What to produce:
Locate the word "axis" in the material, then show every line that holds it.

Data shown:
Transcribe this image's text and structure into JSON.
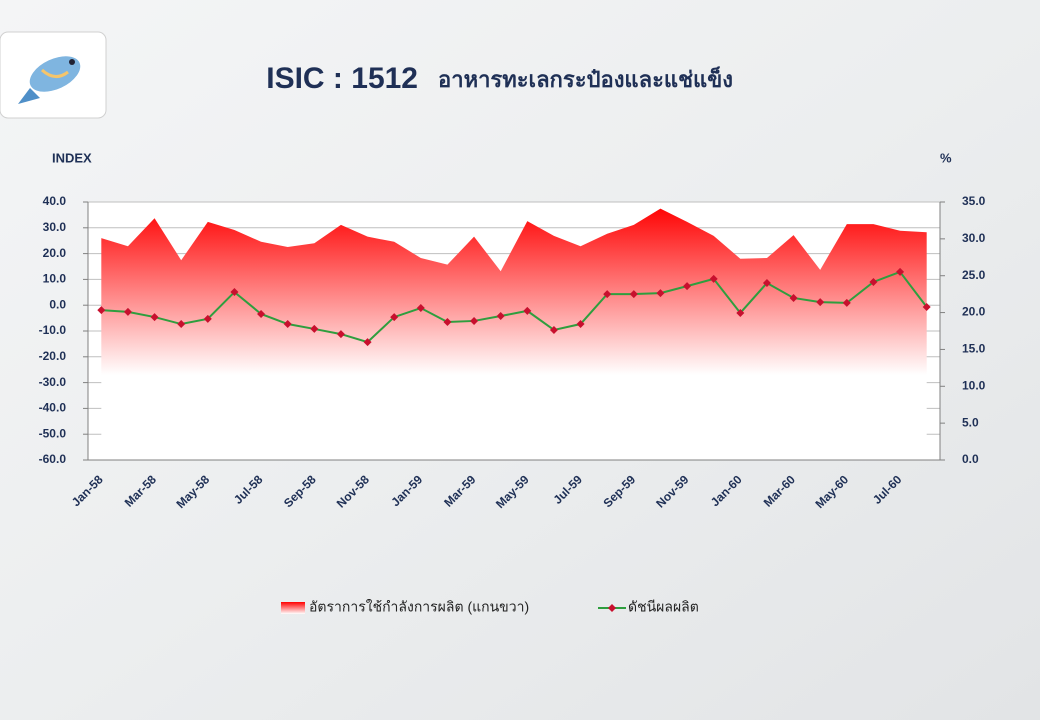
{
  "chart_data": {
    "type": "line-area",
    "title": "ISIC : 1512",
    "subtitle": "อาหารทะเลกระป๋องและแช่แข็ง",
    "ylabel": "INDEX",
    "y2label": "%",
    "categories": [
      "Jan-58",
      null,
      "Mar-58",
      null,
      "May-58",
      null,
      "Jul-58",
      null,
      "Sep-58",
      null,
      "Nov-58",
      null,
      "Jan-59",
      null,
      "Mar-59",
      null,
      "May-59",
      null,
      "Jul-59",
      null,
      "Sep-59",
      null,
      "Nov-59",
      null,
      "Jan-60",
      null,
      "Mar-60",
      null,
      "May-60",
      null,
      "Jul-60",
      null
    ],
    "series": [
      {
        "name": "อัตราการใช้กำลังการผลิต (แกนขวา)",
        "type": "area",
        "axis": "y2",
        "color": "#ff0000",
        "values": [
          30.1,
          29.0,
          32.8,
          27.1,
          32.3,
          31.2,
          29.6,
          28.9,
          29.4,
          31.9,
          30.3,
          29.6,
          27.4,
          26.5,
          30.3,
          25.6,
          32.4,
          30.4,
          29.0,
          30.7,
          31.9,
          34.1,
          32.3,
          30.4,
          27.3,
          27.4,
          30.5,
          25.8,
          32.0,
          32.0,
          31.1,
          30.9
        ]
      },
      {
        "name": "ดัชนีผลผลิต",
        "type": "line",
        "color": "#2e9e3e",
        "marker_color": "#c8102e",
        "values": [
          -1.9,
          -2.6,
          -4.6,
          -7.3,
          -5.3,
          5.1,
          -3.4,
          -7.3,
          -9.2,
          -11.2,
          -14.3,
          -4.6,
          -1.1,
          -6.5,
          -6.1,
          -4.2,
          -2.2,
          -9.6,
          -7.3,
          4.3,
          4.3,
          4.7,
          7.4,
          10.2,
          -3.0,
          8.6,
          2.8,
          1.2,
          0.9,
          9.0,
          12.9,
          -0.7
        ]
      }
    ],
    "ylim": [
      -60,
      40
    ],
    "yticks": [
      {
        "value": -60,
        "label": "-60.0"
      },
      {
        "value": -50,
        "label": "-50.0"
      },
      {
        "value": -40,
        "label": "-40.0"
      },
      {
        "value": -30,
        "label": "-30.0"
      },
      {
        "value": -20,
        "label": "-20.0"
      },
      {
        "value": -10,
        "label": "-10.0"
      },
      {
        "value": 0,
        "label": "0.0"
      },
      {
        "value": 10,
        "label": "10.0"
      },
      {
        "value": 20,
        "label": "20.0"
      },
      {
        "value": 30,
        "label": "30.0"
      },
      {
        "value": 40,
        "label": "40.0"
      }
    ],
    "y2lim": [
      0,
      35
    ],
    "y2ticks": [
      {
        "value": 0,
        "label": "0.0"
      },
      {
        "value": 5,
        "label": "5.0"
      },
      {
        "value": 10,
        "label": "10.0"
      },
      {
        "value": 15,
        "label": "15.0"
      },
      {
        "value": 20,
        "label": "20.0"
      },
      {
        "value": 25,
        "label": "25.0"
      },
      {
        "value": 30,
        "label": "30.0"
      },
      {
        "value": 35,
        "label": "35.0"
      }
    ],
    "grid": true
  }
}
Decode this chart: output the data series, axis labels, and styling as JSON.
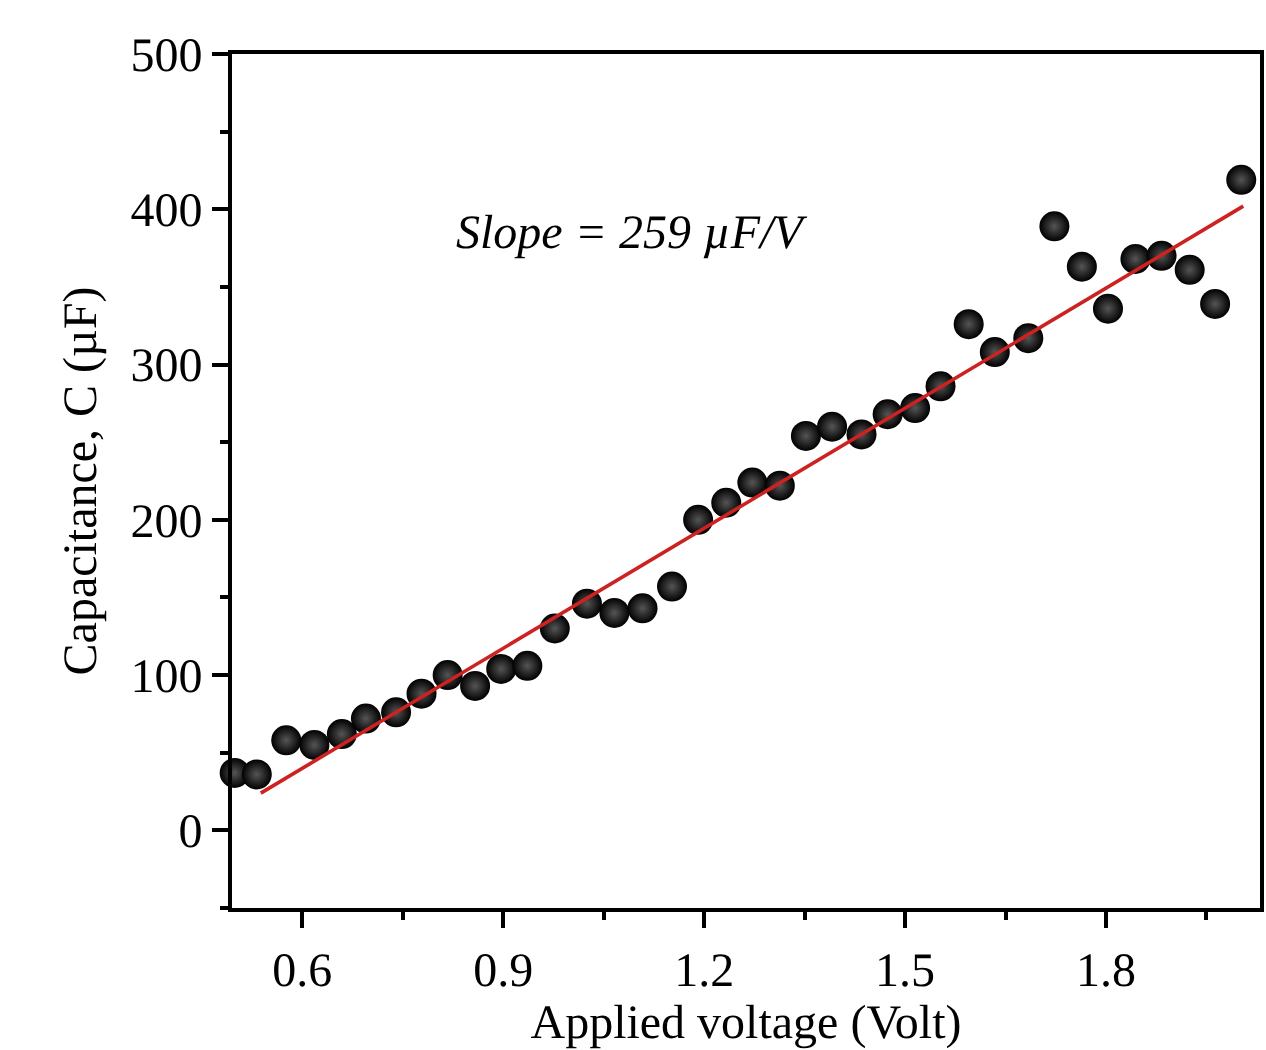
{
  "chart_data": {
    "type": "scatter",
    "xlabel": "Applied voltage (Volt)",
    "ylabel": "Capacitance, C (µF)",
    "annotations": [
      "Slope = 259 µF/V"
    ],
    "xlim": [
      0.495,
      2.03
    ],
    "xticks": [
      0.6,
      0.9,
      1.2,
      1.5,
      1.8
    ],
    "ylim": [
      -50,
      500
    ],
    "yticks": [
      0,
      100,
      200,
      300,
      400,
      500
    ],
    "grid": false,
    "series": [
      {
        "marker": "circle",
        "color": "#000000",
        "x": [
          0.499,
          0.532,
          0.576,
          0.618,
          0.659,
          0.695,
          0.74,
          0.778,
          0.817,
          0.858,
          0.897,
          0.936,
          0.977,
          1.025,
          1.066,
          1.108,
          1.152,
          1.191,
          1.233,
          1.272,
          1.313,
          1.352,
          1.391,
          1.435,
          1.474,
          1.515,
          1.553,
          1.595,
          1.634,
          1.684,
          1.723,
          1.764,
          1.803,
          1.844,
          1.883,
          1.925,
          1.963,
          2.002
        ],
        "values": [
          37,
          36,
          58,
          55,
          62,
          72,
          76,
          88,
          100,
          93,
          104,
          106,
          130,
          146,
          140,
          143,
          157,
          200,
          211,
          224,
          222,
          254,
          260,
          255,
          268,
          272,
          286,
          326,
          308,
          317,
          389,
          363,
          336,
          368,
          370,
          361,
          339,
          419
        ]
      },
      {
        "type": "line",
        "color": "#cc2222",
        "line_style": "solid",
        "x": [
          0.538,
          2.005
        ],
        "values": [
          24,
          402
        ]
      }
    ]
  }
}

Exercise output:
        "axis": "y2",
Decode this chart: output the data series, axis labels, and styling as JSON.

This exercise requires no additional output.